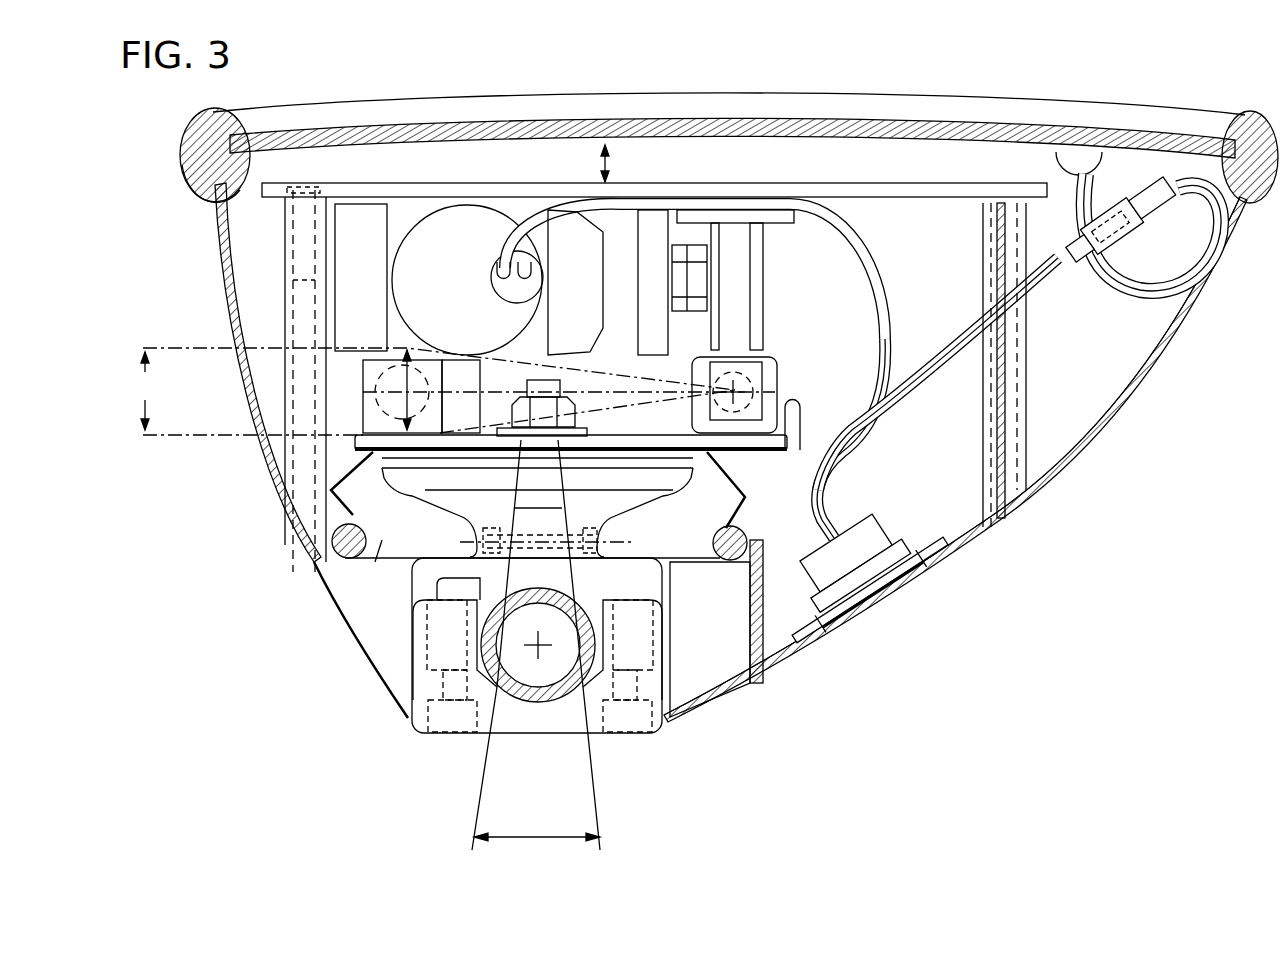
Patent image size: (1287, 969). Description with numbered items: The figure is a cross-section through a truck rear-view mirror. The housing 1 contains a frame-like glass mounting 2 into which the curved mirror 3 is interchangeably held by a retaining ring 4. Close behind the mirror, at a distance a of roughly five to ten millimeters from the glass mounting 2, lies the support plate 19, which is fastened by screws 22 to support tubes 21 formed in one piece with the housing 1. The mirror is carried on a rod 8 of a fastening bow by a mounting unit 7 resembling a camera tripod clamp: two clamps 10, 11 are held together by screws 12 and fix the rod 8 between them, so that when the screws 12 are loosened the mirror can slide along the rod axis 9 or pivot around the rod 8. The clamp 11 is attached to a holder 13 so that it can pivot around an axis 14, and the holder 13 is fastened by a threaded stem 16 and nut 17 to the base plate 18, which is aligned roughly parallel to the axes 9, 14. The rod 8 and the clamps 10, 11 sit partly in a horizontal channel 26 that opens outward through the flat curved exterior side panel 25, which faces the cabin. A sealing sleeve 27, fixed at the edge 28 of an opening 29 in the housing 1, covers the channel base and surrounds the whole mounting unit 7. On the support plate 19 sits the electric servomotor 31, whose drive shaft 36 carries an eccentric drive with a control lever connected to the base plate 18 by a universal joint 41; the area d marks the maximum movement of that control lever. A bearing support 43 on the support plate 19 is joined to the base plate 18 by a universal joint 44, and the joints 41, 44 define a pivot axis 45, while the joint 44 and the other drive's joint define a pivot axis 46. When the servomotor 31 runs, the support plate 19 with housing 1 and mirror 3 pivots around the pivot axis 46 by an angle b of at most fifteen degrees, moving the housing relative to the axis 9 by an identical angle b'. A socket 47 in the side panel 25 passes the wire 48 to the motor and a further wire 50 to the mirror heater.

The housing 1 is at (1165, 366).
The glass mounting 2 is at (205, 168).
The curved mirror 3 is at (360, 124).
The retaining ring 4 is at (200, 128).
The mounting unit 7 is at (412, 741).
The rod 8 is at (538, 702).
The rod axis 9 is at (541, 642).
The clamp 10 is at (420, 627).
The clamp 11 is at (482, 587).
The screws 12 is at (625, 718).
The holder 13 is at (670, 477).
The pivot axis 14 is at (567, 532).
The threaded stem 16 is at (547, 383).
The nut 17 is at (572, 397).
The base plate 18 is at (770, 442).
The support plate 19 is at (908, 197).
The support tubes 21 is at (285, 290).
The screws 22 is at (300, 250).
The flat curved exterior side panel 25 is at (1100, 427).
The horizontal channel 26 is at (713, 635).
The sealing sleeve 27 is at (331, 492).
The edge 28 is at (333, 543).
The opening 29 is at (382, 540).
The electric servomotor 31 is at (457, 200).
The drive shaft 36 is at (690, 278).
The universal joint 41 is at (430, 372).
The bearing support 43 is at (757, 245).
The universal joint 44 is at (770, 367).
The pivot axis 45 is at (459, 391).
The pivot axis 46 is at (748, 383).
The socket 47 is at (893, 603).
The circuit path 48 is at (857, 243).
The wire 50 is at (1138, 172).
The distance a is at (614, 163).
The angle b is at (382, 392).
The angle b' is at (537, 836).
The maximum area of movement d is at (146, 391).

# GOAL
Copy the rows above word for word, from their start through the line containing "The clamp 10 is at (420, 627).", and leave the pictures out of your answer.

# SOLUTION
Patent image size: (1287, 969). Description with numbered items: The figure is a cross-section through a truck rear-view mirror. The housing 1 contains a frame-like glass mounting 2 into which the curved mirror 3 is interchangeably held by a retaining ring 4. Close behind the mirror, at a distance a of roughly five to ten millimeters from the glass mounting 2, lies the support plate 19, which is fastened by screws 22 to support tubes 21 formed in one piece with the housing 1. The mirror is carried on a rod 8 of a fastening bow by a mounting unit 7 resembling a camera tripod clamp: two clamps 10, 11 are held together by screws 12 and fix the rod 8 between them, so that when the screws 12 are loosened the mirror can slide along the rod axis 9 or pivot around the rod 8. The clamp 11 is attached to a holder 13 so that it can pivot around an axis 14, and the holder 13 is fastened by a threaded stem 16 and nut 17 to the base plate 18, which is aligned roughly parallel to the axes 9, 14. The rod 8 and the clamps 10, 11 sit partly in a horizontal channel 26 that opens outward through the flat curved exterior side panel 25, which faces the cabin. A sealing sleeve 27, fixed at the edge 28 of an opening 29 in the housing 1, covers the channel base and surrounds the whole mounting unit 7. On the support plate 19 sits the electric servomotor 31, whose drive shaft 36 carries an eccentric drive with a control lever connected to the base plate 18 by a universal joint 41; the area d marks the maximum movement of that control lever. A bearing support 43 on the support plate 19 is joined to the base plate 18 by a universal joint 44, and the joints 41, 44 define a pivot axis 45, while the joint 44 and the other drive's joint define a pivot axis 46. When the servomotor 31 runs, the support plate 19 with housing 1 and mirror 3 pivots around the pivot axis 46 by an angle b of at most fifteen degrees, moving the housing relative to the axis 9 by an identical angle b'. A socket 47 in the side panel 25 passes the wire 48 to the motor and a further wire 50 to the mirror heater.

The housing 1 is at (1165, 366).
The glass mounting 2 is at (205, 168).
The curved mirror 3 is at (360, 124).
The retaining ring 4 is at (200, 128).
The mounting unit 7 is at (412, 741).
The rod 8 is at (538, 702).
The rod axis 9 is at (541, 642).
The clamp 10 is at (420, 627).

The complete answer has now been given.